- WRITTEN EXERCISE:
Reproduce the material exactly, omitting nothing.

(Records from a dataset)
——————————
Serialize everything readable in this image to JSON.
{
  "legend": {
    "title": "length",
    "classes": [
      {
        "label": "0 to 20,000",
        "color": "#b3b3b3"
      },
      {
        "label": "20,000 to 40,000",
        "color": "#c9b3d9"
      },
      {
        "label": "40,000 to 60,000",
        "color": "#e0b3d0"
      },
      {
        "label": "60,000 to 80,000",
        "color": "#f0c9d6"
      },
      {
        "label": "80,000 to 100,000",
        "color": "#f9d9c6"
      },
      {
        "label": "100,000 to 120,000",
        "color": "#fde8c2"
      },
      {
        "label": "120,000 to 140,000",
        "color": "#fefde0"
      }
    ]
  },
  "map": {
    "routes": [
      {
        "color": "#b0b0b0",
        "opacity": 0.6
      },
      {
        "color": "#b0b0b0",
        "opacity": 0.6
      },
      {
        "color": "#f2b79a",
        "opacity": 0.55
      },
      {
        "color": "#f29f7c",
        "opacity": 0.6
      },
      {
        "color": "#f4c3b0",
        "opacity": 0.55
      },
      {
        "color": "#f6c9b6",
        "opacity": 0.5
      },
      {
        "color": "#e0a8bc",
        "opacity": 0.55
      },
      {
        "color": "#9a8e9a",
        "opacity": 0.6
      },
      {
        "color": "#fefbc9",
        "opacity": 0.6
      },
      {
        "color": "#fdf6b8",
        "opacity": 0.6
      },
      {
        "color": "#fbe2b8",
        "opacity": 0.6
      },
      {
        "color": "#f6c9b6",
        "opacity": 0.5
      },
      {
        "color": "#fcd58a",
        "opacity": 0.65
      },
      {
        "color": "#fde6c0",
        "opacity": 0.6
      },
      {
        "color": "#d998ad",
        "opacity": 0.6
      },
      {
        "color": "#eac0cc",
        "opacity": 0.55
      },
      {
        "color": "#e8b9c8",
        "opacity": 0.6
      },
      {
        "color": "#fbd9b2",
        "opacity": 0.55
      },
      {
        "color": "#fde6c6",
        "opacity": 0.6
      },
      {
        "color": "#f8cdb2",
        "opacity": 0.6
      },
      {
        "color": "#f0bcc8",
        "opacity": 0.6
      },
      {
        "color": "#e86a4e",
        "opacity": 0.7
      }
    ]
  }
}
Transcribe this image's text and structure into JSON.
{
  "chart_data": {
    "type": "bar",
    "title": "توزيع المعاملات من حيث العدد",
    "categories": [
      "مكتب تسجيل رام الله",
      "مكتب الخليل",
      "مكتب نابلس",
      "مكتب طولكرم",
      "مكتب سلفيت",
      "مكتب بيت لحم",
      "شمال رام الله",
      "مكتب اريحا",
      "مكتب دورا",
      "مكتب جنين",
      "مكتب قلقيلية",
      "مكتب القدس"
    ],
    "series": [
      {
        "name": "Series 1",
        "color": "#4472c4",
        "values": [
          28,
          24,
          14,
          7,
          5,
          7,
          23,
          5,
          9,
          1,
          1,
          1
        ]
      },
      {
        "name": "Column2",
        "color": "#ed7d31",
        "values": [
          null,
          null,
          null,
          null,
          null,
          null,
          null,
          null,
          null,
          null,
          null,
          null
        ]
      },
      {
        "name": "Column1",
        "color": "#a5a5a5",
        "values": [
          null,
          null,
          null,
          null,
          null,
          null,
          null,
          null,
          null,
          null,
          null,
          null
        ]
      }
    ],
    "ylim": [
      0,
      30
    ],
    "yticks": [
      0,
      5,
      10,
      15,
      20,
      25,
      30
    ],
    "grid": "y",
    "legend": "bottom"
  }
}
——————————
- OUTPUT FOR THIS TASK:
Serialize everything readable in this image to JSON.
{
  "legend": {
    "title": "length",
    "classes": [
      {
        "label": "0 to 20,000",
        "color": "#b3b3b3"
      },
      {
        "label": "20,000 to 40,000",
        "color": "#c9b3d9"
      },
      {
        "label": "40,000 to 60,000",
        "color": "#e0b3d0"
      },
      {
        "label": "60,000 to 80,000",
        "color": "#f0c9d6"
      },
      {
        "label": "80,000 to 100,000",
        "color": "#f9d9c6"
      },
      {
        "label": "100,000 to 120,000",
        "color": "#fde8c2"
      },
      {
        "label": "120,000 to 140,000",
        "color": "#fefde0"
      }
    ]
  },
  "map": {
    "routes": [
      {
        "color": "#b0b0b0",
        "opacity": 0.6
      },
      {
        "color": "#b0b0b0",
        "opacity": 0.6
      },
      {
        "color": "#f2b79a",
        "opacity": 0.55
      },
      {
        "color": "#f29f7c",
        "opacity": 0.6
      },
      {
        "color": "#f4c3b0",
        "opacity": 0.55
      },
      {
        "color": "#f6c9b6",
        "opacity": 0.5
      },
      {
        "color": "#e0a8bc",
        "opacity": 0.55
      },
      {
        "color": "#9a8e9a",
        "opacity": 0.6
      },
      {
        "color": "#fefbc9",
        "opacity": 0.6
      },
      {
        "color": "#fdf6b8",
        "opacity": 0.6
      },
      {
        "color": "#fbe2b8",
        "opacity": 0.6
      },
      {
        "color": "#f6c9b6",
        "opacity": 0.5
      },
      {
        "color": "#fcd58a",
        "opacity": 0.65
      },
      {
        "color": "#fde6c0",
        "opacity": 0.6
      },
      {
        "color": "#d998ad",
        "opacity": 0.6
      },
      {
        "color": "#eac0cc",
        "opacity": 0.55
      },
      {
        "color": "#e8b9c8",
        "opacity": 0.6
      },
      {
        "color": "#fbd9b2",
        "opacity": 0.55
      },
      {
        "color": "#fde6c6",
        "opacity": 0.6
      },
      {
        "color": "#f8cdb2",
        "opacity": 0.6
      },
      {
        "color": "#f0bcc8",
        "opacity": 0.6
      },
      {
        "color": "#e86a4e",
        "opacity": 0.7
      }
    ]
  }
}
Transcribe this image's text and structure into JSON.
{
  "chart_data": {
    "type": "bar",
    "title": "توزيع المعاملات من حيث العدد",
    "categories": [
      "مكتب تسجيل رام الله",
      "مكتب الخليل",
      "مكتب نابلس",
      "مكتب طولكرم",
      "مكتب سلفيت",
      "مكتب بيت لحم",
      "شمال رام الله",
      "مكتب اريحا",
      "مكتب دورا",
      "مكتب جنين",
      "مكتب قلقيلية",
      "مكتب القدس"
    ],
    "series": [
      {
        "name": "Series 1",
        "color": "#4472c4",
        "values": [
          28,
          24,
          14,
          7,
          5,
          7,
          23,
          5,
          9,
          1,
          1,
          1
        ]
      },
      {
        "name": "Column2",
        "color": "#ed7d31",
        "values": [
          null,
          null,
          null,
          null,
          null,
          null,
          null,
          null,
          null,
          null,
          null,
          null
        ]
      },
      {
        "name": "Column1",
        "color": "#a5a5a5",
        "values": [
          null,
          null,
          null,
          null,
          null,
          null,
          null,
          null,
          null,
          null,
          null,
          null
        ]
      }
    ],
    "ylim": [
      0,
      30
    ],
    "yticks": [
      0,
      5,
      10,
      15,
      20,
      25,
      30
    ],
    "grid": "y",
    "legend": "bottom"
  }
}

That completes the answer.